* Task brief:
Reproduce each of the rows below verbatim, leaving out the pictures.
-- Start Supplied entries --
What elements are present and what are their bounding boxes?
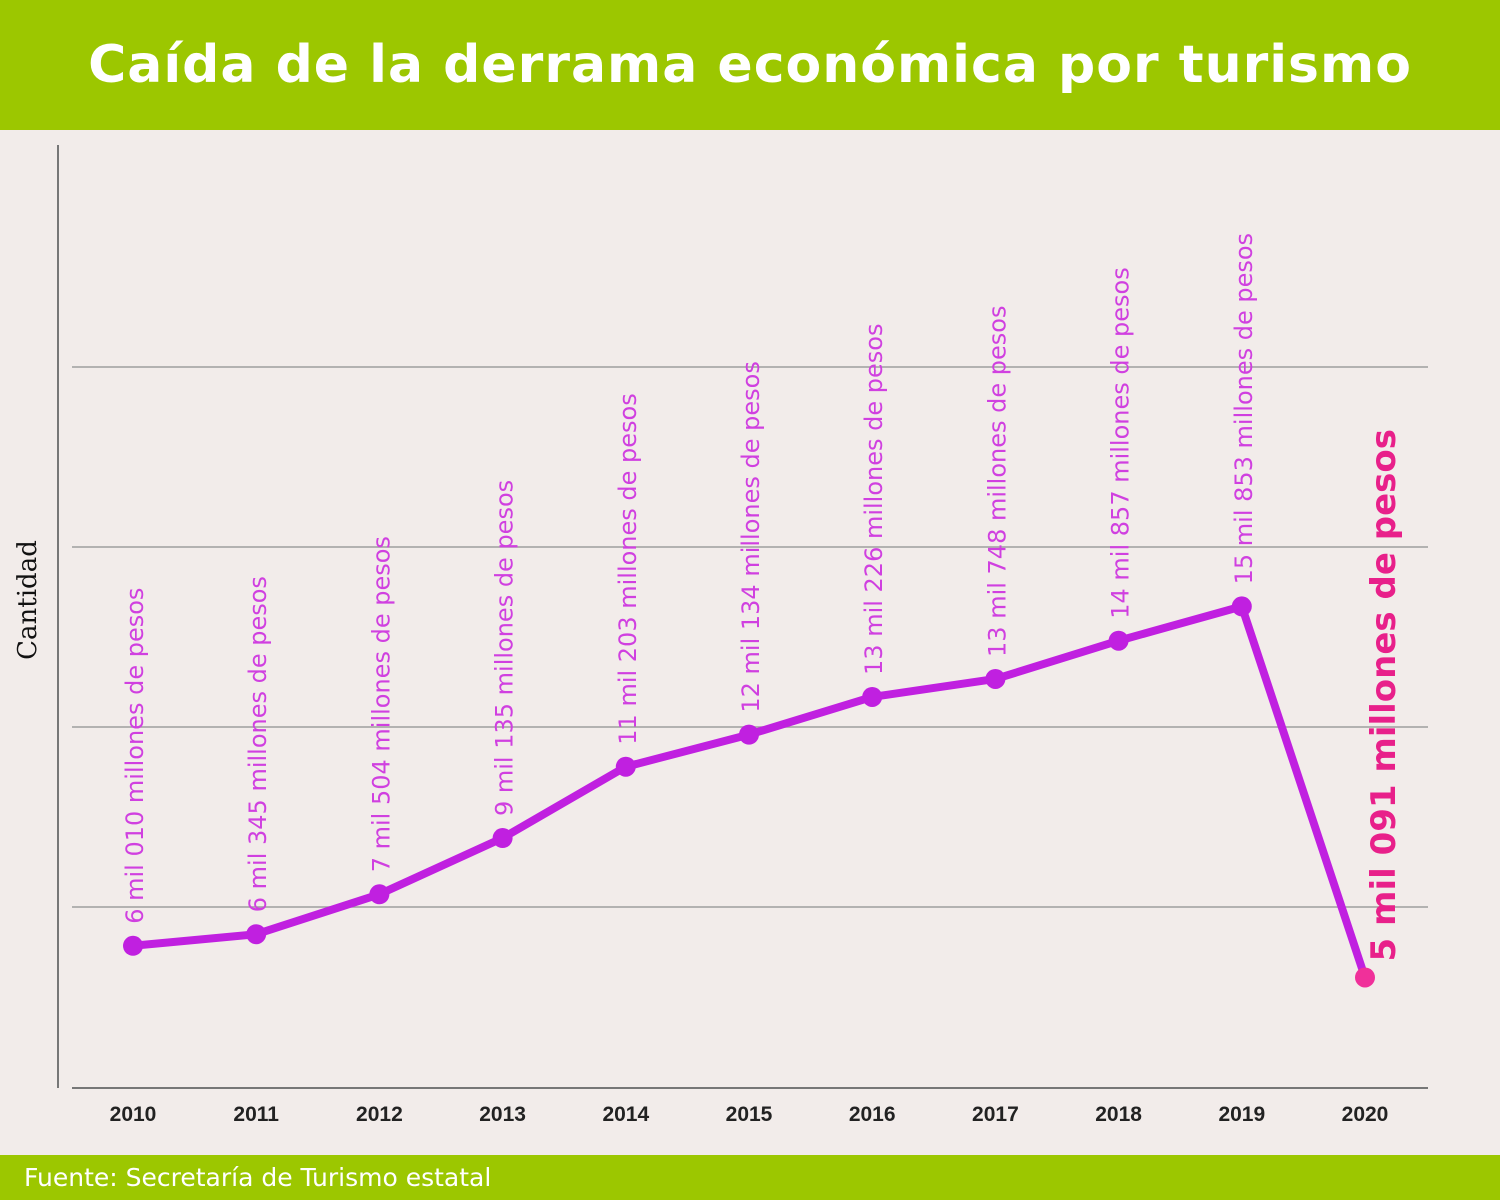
x-tick-2012: 2012	[356, 1103, 403, 1126]
x-tick-2016: 2016	[849, 1103, 896, 1126]
data-label-2020: 5 mil 091 millones de pesos	[1364, 429, 1404, 961]
data-label-2015: 12 mil 134 millones de pesos	[737, 361, 765, 712]
data-label-2016: 13 mil 226 millones de pesos	[860, 324, 888, 675]
footer-bar: Fuente: Secretaría de Turismo estatal	[0, 1155, 1500, 1200]
data-label-2013: 9 mil 135 millones de pesos	[491, 480, 519, 816]
line-chart: 6 mil 010 millones de pesos 2010 6 mil 345…	[57, 145, 1428, 1126]
x-tick-2020: 2020	[1342, 1103, 1389, 1126]
data-label-2012: 7 mil 504 millones de pesos	[367, 536, 395, 872]
data-point-2014	[615, 756, 636, 777]
data-label-2014: 11 mil 203 millones de pesos	[614, 393, 642, 744]
source-note: Fuente: Secretaría de Turismo estatal	[24, 1163, 492, 1192]
data-label-2019: 15 mil 853 millones de pesos	[1230, 233, 1258, 584]
x-tick-2013: 2013	[479, 1103, 526, 1126]
x-tick-2015: 2015	[726, 1103, 773, 1126]
data-label-2011: 6 mil 345 millones de pesos	[244, 576, 272, 912]
chart-title: Caída de la derrama económica por turism…	[88, 35, 1412, 95]
data-point-2011	[246, 924, 267, 945]
data-label-2018: 14 mil 857 millones de pesos	[1107, 267, 1135, 618]
data-point-2019	[1231, 596, 1252, 617]
x-tick-2014: 2014	[602, 1103, 649, 1126]
data-point-2018	[1108, 630, 1129, 651]
data-point-2017	[985, 668, 1006, 689]
data-point-2016	[862, 686, 883, 707]
header-bar: Caída de la derrama económica por turism…	[0, 0, 1500, 130]
x-tick-2010: 2010	[110, 1103, 157, 1126]
data-point-2015	[739, 724, 759, 745]
data-label-2010: 6 mil 010 millones de pesos	[121, 588, 149, 924]
y-axis-label: Cantidad	[13, 540, 43, 660]
x-tick-2011: 2011	[233, 1103, 279, 1126]
data-point-2013	[492, 828, 513, 849]
x-tick-2019: 2019	[1218, 1103, 1265, 1126]
data-point-2020	[1355, 967, 1375, 988]
x-tick-2017: 2017	[972, 1103, 1019, 1126]
data-point-2010	[123, 935, 143, 956]
x-tick-2018: 2018	[1095, 1103, 1142, 1126]
data-label-2017: 13 mil 748 millones de pesos	[983, 306, 1011, 657]
data-point-2012	[369, 884, 390, 905]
-- End Supplied entries --
* Task output:
What elements are present and what are their bounding boxes?
x-tick-2012: 2012	[356, 1103, 403, 1126]
x-tick-2016: 2016	[849, 1103, 896, 1126]
data-label-2020: 5 mil 091 millones de pesos	[1364, 429, 1404, 961]
data-label-2015: 12 mil 134 millones de pesos	[737, 361, 765, 712]
data-label-2016: 13 mil 226 millones de pesos	[860, 324, 888, 675]
footer-bar: Fuente: Secretaría de Turismo estatal	[0, 1155, 1500, 1200]
data-label-2013: 9 mil 135 millones de pesos	[491, 480, 519, 816]
line-chart: 6 mil 010 millones de pesos 2010 6 mil 345…	[57, 145, 1428, 1126]
x-tick-2020: 2020	[1342, 1103, 1389, 1126]
data-label-2012: 7 mil 504 millones de pesos	[367, 536, 395, 872]
data-point-2014	[615, 756, 636, 777]
data-label-2014: 11 mil 203 millones de pesos	[614, 393, 642, 744]
source-note: Fuente: Secretaría de Turismo estatal	[24, 1163, 492, 1192]
data-label-2019: 15 mil 853 millones de pesos	[1230, 233, 1258, 584]
x-tick-2013: 2013	[479, 1103, 526, 1126]
x-tick-2015: 2015	[726, 1103, 773, 1126]
data-label-2011: 6 mil 345 millones de pesos	[244, 576, 272, 912]
chart-title: Caída de la derrama económica por turism…	[88, 35, 1412, 95]
data-point-2011	[246, 924, 267, 945]
data-label-2018: 14 mil 857 millones de pesos	[1107, 267, 1135, 618]
data-point-2019	[1231, 596, 1252, 617]
x-tick-2014: 2014	[602, 1103, 649, 1126]
data-point-2018	[1108, 630, 1129, 651]
data-point-2017	[985, 668, 1006, 689]
data-point-2016	[862, 686, 883, 707]
header-bar: Caída de la derrama económica por turism…	[0, 0, 1500, 130]
x-tick-2010: 2010	[110, 1103, 157, 1126]
data-point-2015	[739, 724, 759, 745]
data-label-2010: 6 mil 010 millones de pesos	[121, 588, 149, 924]
y-axis-label: Cantidad	[13, 540, 43, 660]
x-tick-2011: 2011	[233, 1103, 279, 1126]
data-point-2013	[492, 828, 513, 849]
x-tick-2019: 2019	[1218, 1103, 1265, 1126]
data-point-2020	[1355, 967, 1375, 988]
x-tick-2017: 2017	[972, 1103, 1019, 1126]
data-point-2010	[123, 935, 143, 956]
x-tick-2018: 2018	[1095, 1103, 1142, 1126]
data-label-2017: 13 mil 748 millones de pesos	[983, 306, 1011, 657]
data-point-2012	[369, 884, 390, 905]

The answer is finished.